Recorded information:
# # # # #

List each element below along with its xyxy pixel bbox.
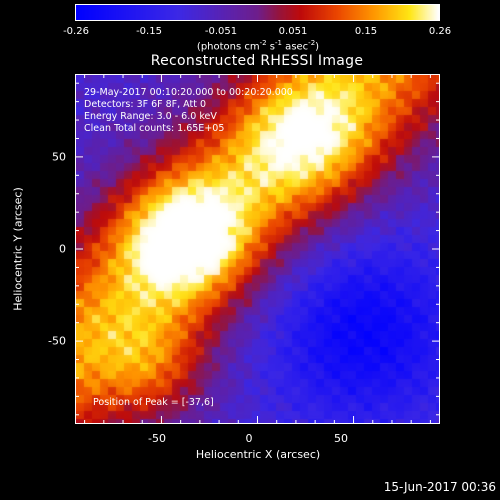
peak-position-label: Position of Peak = [-37,6] [93, 397, 214, 408]
y-tick-label: 0 [59, 242, 66, 256]
x-axis-label: Heliocentric X (arcsec) [195, 448, 321, 461]
info-energy-range: Energy Range: 3.0 - 6.0 keV [84, 111, 217, 122]
y-tick-label: -50 [48, 334, 66, 348]
image-plot: 29-May-2017 00:10:20.000 to 00:20:20.000… [75, 74, 440, 424]
x-tick-label: 50 [334, 432, 348, 445]
x-tick-label: -50 [148, 432, 166, 445]
colorbar-tick-label: 0.26 [428, 26, 452, 37]
colorbar-tick-label: 0.051 [278, 26, 308, 37]
info-clean-counts: Clean Total counts: 1.65E+05 [84, 123, 225, 134]
info-time-range: 29-May-2017 00:10:20.000 to 00:20:20.000 [84, 87, 293, 98]
x-tick-label: 0 [245, 432, 253, 445]
y-axis-label: Heliocentric Y (arcsec) [11, 187, 25, 311]
colorbar-tick-label: -0.15 [136, 26, 162, 37]
timestamp: 15-Jun-2017 00:36 [383, 480, 496, 494]
colorbar-tick-label: 0.15 [354, 26, 378, 37]
chart-title: Reconstructed RHESSI Image [150, 53, 364, 69]
colorbar-tick-label: -0.26 [63, 26, 89, 37]
colorbar-units: (photons cm-2 s-1 asec-2) [196, 39, 320, 53]
heatmap-image [76, 75, 439, 423]
colorbar-gradient [76, 5, 439, 20]
colorbar-tick-label: -0.051 [204, 26, 238, 37]
colorbar [75, 4, 440, 21]
y-tick-label: 50 [52, 150, 66, 164]
info-detectors: Detectors: 3F 6F 8F, Att 0 [84, 99, 207, 110]
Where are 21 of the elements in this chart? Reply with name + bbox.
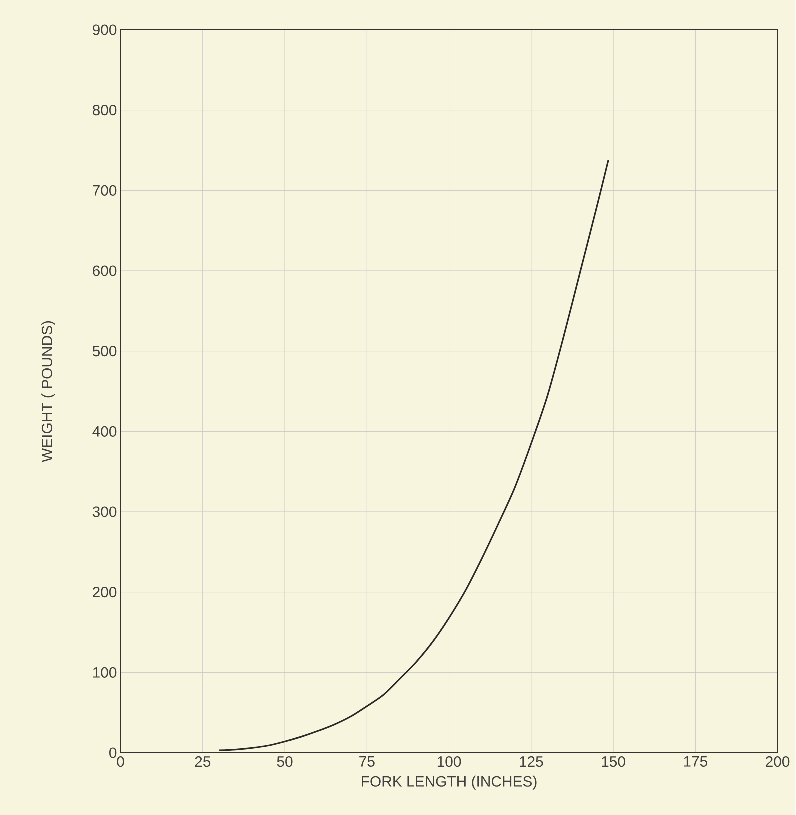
y-tick-label: 500	[93, 346, 117, 357]
y-tick-label: 600	[93, 266, 117, 276]
x-tick-label: 200	[766, 756, 790, 768]
y-tick-label: 200	[93, 587, 117, 598]
y-tick-label: 300	[92, 506, 117, 518]
x-tick-label: 0	[117, 756, 124, 768]
y-tick-label: 400	[92, 426, 117, 437]
y-tick-label: 100	[94, 667, 117, 678]
x-tick-label: 100	[438, 756, 462, 768]
x-tick-label: 75	[360, 756, 375, 767]
y-axis-title: WEIGHT ( POUNDS)	[42, 321, 56, 462]
x-tick-label: 150	[602, 756, 626, 768]
x-axis-title: FORK LENGTH (INCHES)	[362, 776, 537, 790]
x-tick-label: 25	[195, 756, 211, 768]
x-tick-label: 50	[277, 756, 293, 768]
y-tick-label: 900	[93, 24, 117, 36]
y-tick-label: 700	[93, 185, 117, 196]
y-tick-label: 0	[110, 748, 117, 758]
x-tick-label: 125	[520, 756, 544, 768]
x-tick-label: 175	[684, 756, 708, 767]
y-tick-label: 800	[93, 105, 117, 116]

# # # # #

What to do:
Rewrite all of the entries above with "Heliocentric" replaced by "Solar" and everything else left unchanged. Leave the pictures out of your answer.

Answer:
List each element below along with its xyxy pixel bbox.
peak-position-label: Position of Peak = [-37,6] [93, 397, 214, 408]
y-tick-label: 0 [59, 242, 66, 256]
x-axis-label: Solar X (arcsec) [195, 448, 321, 461]
info-energy-range: Energy Range: 3.0 - 6.0 keV [84, 111, 217, 122]
y-tick-label: -50 [48, 334, 66, 348]
image-plot: 29-May-2017 00:10:20.000 to 00:20:20.000… [75, 74, 440, 424]
x-tick-label: 50 [334, 432, 348, 445]
x-tick-label: -50 [148, 432, 166, 445]
colorbar-tick-label: 0.26 [428, 26, 452, 37]
colorbar-tick-label: 0.051 [278, 26, 308, 37]
info-clean-counts: Clean Total counts: 1.65E+05 [84, 123, 225, 134]
info-time-range: 29-May-2017 00:10:20.000 to 00:20:20.000 [84, 87, 293, 98]
x-tick-label: 0 [245, 432, 253, 445]
y-axis-label: Solar Y (arcsec) [11, 187, 25, 311]
colorbar-tick-label: -0.15 [136, 26, 162, 37]
timestamp: 15-Jun-2017 00:36 [383, 480, 496, 494]
colorbar-tick-label: 0.15 [354, 26, 378, 37]
chart-title: Reconstructed RHESSI Image [150, 53, 364, 69]
colorbar-tick-label: -0.26 [63, 26, 89, 37]
colorbar-units: (photons cm-2 s-1 asec-2) [196, 39, 320, 53]
heatmap-image [76, 75, 439, 423]
colorbar-gradient [76, 5, 439, 20]
colorbar-tick-label: -0.051 [204, 26, 238, 37]
colorbar [75, 4, 440, 21]
y-tick-label: 50 [52, 150, 66, 164]
info-detectors: Detectors: 3F 6F 8F, Att 0 [84, 99, 207, 110]
Where are 21 of the elements in this chart? Reply with name + bbox.
y-tick-label: 500	[93, 346, 117, 357]
y-tick-label: 600	[93, 266, 117, 276]
x-tick-label: 200	[766, 756, 790, 768]
y-tick-label: 200	[93, 587, 117, 598]
y-tick-label: 300	[92, 506, 117, 518]
x-tick-label: 0	[117, 756, 124, 768]
y-tick-label: 400	[92, 426, 117, 437]
y-tick-label: 100	[94, 667, 117, 678]
x-tick-label: 100	[438, 756, 462, 768]
x-tick-label: 75	[360, 756, 375, 767]
y-axis-title: WEIGHT ( POUNDS)	[42, 321, 56, 462]
x-tick-label: 150	[602, 756, 626, 768]
x-axis-title: FORK LENGTH (INCHES)	[362, 776, 537, 790]
x-tick-label: 25	[195, 756, 211, 768]
x-tick-label: 50	[277, 756, 293, 768]
y-tick-label: 900	[93, 24, 117, 36]
y-tick-label: 700	[93, 185, 117, 196]
y-tick-label: 0	[110, 748, 117, 758]
x-tick-label: 125	[520, 756, 544, 768]
x-tick-label: 175	[684, 756, 708, 767]
y-tick-label: 800	[93, 105, 117, 116]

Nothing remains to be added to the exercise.